### Work to complete
Copy every line of the material below word for word.

(Extracted records)
>> Begin
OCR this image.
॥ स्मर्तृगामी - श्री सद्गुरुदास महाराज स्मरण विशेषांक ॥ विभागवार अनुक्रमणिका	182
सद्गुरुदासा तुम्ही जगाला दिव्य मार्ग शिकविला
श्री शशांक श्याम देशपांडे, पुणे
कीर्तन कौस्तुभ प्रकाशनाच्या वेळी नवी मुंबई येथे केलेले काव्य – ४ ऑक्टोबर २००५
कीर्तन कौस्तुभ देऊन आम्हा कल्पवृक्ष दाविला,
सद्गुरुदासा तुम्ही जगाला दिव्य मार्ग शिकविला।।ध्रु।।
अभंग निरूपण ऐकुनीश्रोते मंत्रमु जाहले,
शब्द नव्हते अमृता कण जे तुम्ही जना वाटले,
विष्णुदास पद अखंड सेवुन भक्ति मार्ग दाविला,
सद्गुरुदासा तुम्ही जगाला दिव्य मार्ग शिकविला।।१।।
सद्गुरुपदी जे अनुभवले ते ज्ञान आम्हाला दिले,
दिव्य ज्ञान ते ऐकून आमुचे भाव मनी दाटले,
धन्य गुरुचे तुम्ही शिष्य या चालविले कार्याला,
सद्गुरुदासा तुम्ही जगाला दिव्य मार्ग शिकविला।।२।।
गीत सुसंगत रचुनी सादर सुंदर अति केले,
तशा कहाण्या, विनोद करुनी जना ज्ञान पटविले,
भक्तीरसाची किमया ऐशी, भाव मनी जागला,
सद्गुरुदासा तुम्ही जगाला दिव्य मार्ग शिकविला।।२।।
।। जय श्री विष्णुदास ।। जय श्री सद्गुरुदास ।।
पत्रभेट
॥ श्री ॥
>> End
### Complete output
OCR this image.
॥ स्मर्तृगामी - श्री सद्गुरुदास महाराज स्मरण विशेषांक ॥ विभागवार अनुक्रमणिका	182
सद्गुरुदासा तुम्ही जगाला दिव्य मार्ग शिकविला
श्री शशांक श्याम देशपांडे, पुणे
कीर्तन कौस्तुभ प्रकाशनाच्या वेळी नवी मुंबई येथे केलेले काव्य – ४ ऑक्टोबर २००५
कीर्तन कौस्तुभ देऊन आम्हा कल्पवृक्ष दाविला,
सद्गुरुदासा तुम्ही जगाला दिव्य मार्ग शिकविला।।ध्रु।।
अभंग निरूपण ऐकुनीश्रोते मंत्रमु जाहले,
शब्द नव्हते अमृता कण जे तुम्ही जना वाटले,
विष्णुदास पद अखंड सेवुन भक्ति मार्ग दाविला,
सद्गुरुदासा तुम्ही जगाला दिव्य मार्ग शिकविला।।१।।
सद्गुरुपदी जे अनुभवले ते ज्ञान आम्हाला दिले,
दिव्य ज्ञान ते ऐकून आमुचे भाव मनी दाटले,
धन्य गुरुचे तुम्ही शिष्य या चालविले कार्याला,
सद्गुरुदासा तुम्ही जगाला दिव्य मार्ग शिकविला।।२।।
गीत सुसंगत रचुनी सादर सुंदर अति केले,
तशा कहाण्या, विनोद करुनी जना ज्ञान पटविले,
भक्तीरसाची किमया ऐशी, भाव मनी जागला,
सद्गुरुदासा तुम्ही जगाला दिव्य मार्ग शिकविला।।२।।
।। जय श्री विष्णुदास ।। जय श्री सद्गुरुदास ।।
पत्रभेट
॥ श्री ॥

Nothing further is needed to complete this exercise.